-- Text segment --

##############################

Glass Collecting for Beginners
Hello and welcome! For those interested in glass collecting then we have some advice for you, whether you have money to invest or are looking to collect glass on a budget or even for free!
For those of you fortunate enough to have money to invest, you will be pleased to know that, as well as having some wonderful pieces of objet d’art to feast your eyes upon, you will have a solid investment that should return around 20% per annum.
The best place to add to your glass collection is, of course, here at Boha Glass (well, we would say that, wouldn’t we! :-). But some other great alternatives include specialist glass fairs, and antique and collectors fairs. These are well worth a visit, and you can enjoy a little trip to another part of the country and see all your favourite glass all in one place.
For those not able or willing to travel to add to their collection, there is a wealth of art glass to be bought online. Ebay often have some great pieces in their online auctions, and you can use software like Auction Sniper to help you place a winning bid.
There are also many other online auctions, from local auction houses that use auction software to post their smaller auctions online to get a bigger audience, to large established online auctions where you can buy glass from the comfort of your living room.
If you don’t have the capital to invest in a glass collection then you can get your hands dirty and find lots of glass for free.
Mudlarking is where you look for glass in the mud of rivers at low tide. Lots of amazing items can be found, not just glass, but you can find some lovely old bottles. More often than not, they will be broken, but just occasionally you can pull a perfect piece out of the soft mud.
I thought I had found a complete 18th Century Rum bottle recently, but as I dug deeper around the edges I realised it was just the bottom half. It still looked beautiful though.

##############################

-- Data for processing --
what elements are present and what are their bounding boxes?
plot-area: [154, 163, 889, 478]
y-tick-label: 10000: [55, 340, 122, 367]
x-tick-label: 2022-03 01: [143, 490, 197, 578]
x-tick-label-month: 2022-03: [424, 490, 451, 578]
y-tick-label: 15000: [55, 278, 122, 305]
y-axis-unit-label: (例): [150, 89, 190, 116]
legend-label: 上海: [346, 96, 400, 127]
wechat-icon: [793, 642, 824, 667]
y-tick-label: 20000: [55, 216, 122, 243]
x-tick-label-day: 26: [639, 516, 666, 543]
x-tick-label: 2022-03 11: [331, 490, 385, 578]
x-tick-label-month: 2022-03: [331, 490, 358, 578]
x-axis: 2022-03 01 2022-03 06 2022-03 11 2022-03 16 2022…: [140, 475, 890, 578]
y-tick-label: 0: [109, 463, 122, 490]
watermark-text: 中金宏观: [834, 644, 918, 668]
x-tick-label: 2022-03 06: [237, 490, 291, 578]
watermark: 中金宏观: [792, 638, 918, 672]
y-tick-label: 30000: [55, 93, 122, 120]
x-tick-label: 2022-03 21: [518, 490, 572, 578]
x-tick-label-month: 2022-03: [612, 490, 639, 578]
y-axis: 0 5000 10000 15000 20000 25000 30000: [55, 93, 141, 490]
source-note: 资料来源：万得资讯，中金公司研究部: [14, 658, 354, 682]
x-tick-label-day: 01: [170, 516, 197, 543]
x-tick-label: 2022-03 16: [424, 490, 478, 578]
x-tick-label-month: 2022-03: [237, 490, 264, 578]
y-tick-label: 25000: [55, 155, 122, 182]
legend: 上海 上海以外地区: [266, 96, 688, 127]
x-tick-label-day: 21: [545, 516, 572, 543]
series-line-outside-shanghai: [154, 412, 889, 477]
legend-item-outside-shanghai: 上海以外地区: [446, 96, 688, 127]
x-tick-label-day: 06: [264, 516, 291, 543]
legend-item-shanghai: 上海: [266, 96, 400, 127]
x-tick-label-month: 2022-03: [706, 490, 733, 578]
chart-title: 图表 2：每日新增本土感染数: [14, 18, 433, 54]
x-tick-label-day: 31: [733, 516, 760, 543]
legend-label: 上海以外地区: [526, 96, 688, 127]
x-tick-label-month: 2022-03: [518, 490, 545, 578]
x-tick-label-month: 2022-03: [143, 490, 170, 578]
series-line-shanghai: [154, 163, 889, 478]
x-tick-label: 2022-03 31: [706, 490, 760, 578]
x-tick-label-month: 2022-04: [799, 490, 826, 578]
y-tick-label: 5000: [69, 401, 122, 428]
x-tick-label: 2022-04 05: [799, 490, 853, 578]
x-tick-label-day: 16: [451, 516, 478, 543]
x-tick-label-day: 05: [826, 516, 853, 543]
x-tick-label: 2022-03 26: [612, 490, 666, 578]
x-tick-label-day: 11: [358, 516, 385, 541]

##############################

-- Exercise requirements --
**1.** Copy the entries word for word, starting at their first line and ending with the line that contains "x-tick-label: 2022-03 21: [518, 490, 572, 578]", including that line.
**2.** Pick up the glass collecting article after its final sentence and keep writing it.
The entries bear no relation to the glass collecting article.

-- Task-by-task outputs --
**1.**
what elements are present and what are their bounding boxes?
plot-area: [154, 163, 889, 478]
y-tick-label: 10000: [55, 340, 122, 367]
x-tick-label: 2022-03 01: [143, 490, 197, 578]
x-tick-label-month: 2022-03: [424, 490, 451, 578]
y-tick-label: 15000: [55, 278, 122, 305]
y-axis-unit-label: (例): [150, 89, 190, 116]
legend-label: 上海: [346, 96, 400, 127]
wechat-icon: [793, 642, 824, 667]
y-tick-label: 20000: [55, 216, 122, 243]
x-tick-label-day: 26: [639, 516, 666, 543]
x-tick-label: 2022-03 11: [331, 490, 385, 578]
x-tick-label-month: 2022-03: [331, 490, 358, 578]
x-axis: 2022-03 01 2022-03 06 2022-03 11 2022-03 16 2022…: [140, 475, 890, 578]
y-tick-label: 0: [109, 463, 122, 490]
watermark-text: 中金宏观: [834, 644, 918, 668]
x-tick-label: 2022-03 06: [237, 490, 291, 578]
watermark: 中金宏观: [792, 638, 918, 672]
y-tick-label: 30000: [55, 93, 122, 120]
x-tick-label: 2022-03 21: [518, 490, 572, 578]

**2.**
As well as glass, you will likely find a lot of old clay pipes and things like buttons and buckles, but they are all interesting in their own right.
If you live near a city river where there has been human habitation for many centuries, you will do a lot better than on a river bank in the countryside. Also, be safe, only go where the mud is solid and won’t suck you in!
The other free alternative is bottle digging. You need to know where people used to throw away their old bottles (a bottle dump) and ask the landowners permission to dig there. This is where you will find the most unbroken glass bottles in all colours and sizes (though mostly clear and brown ones!)
Do wear gloves, and be careful where you dig. I heard about someone who went digging and caught the Black Death Plague! Luckily, it can be treated easily nowadays with modern antibiotics. Make sure you use sturdy gloves as you will come across a lot of broken glass and you need to protect your hands.
There are plenty of local bottle digging groups you can join, and you will learn a wealth of tips and tricks on how to dig carefully and the best ways to clean the bottles.
My tip is to put them in warm soapy water for a good few hours before attempting to clean them and also to buy one of those bottle cleaners on a wire that you can jam deep into the glass for a thorough clean.
Whether you have a fine collection of glass in a beautiful display cabinet, or you have a bottle collection that you have ‘mudlarked’ or dug up yourself, we would love to see it!. Please do send us your images and add to the comments below.
Thanks for reading!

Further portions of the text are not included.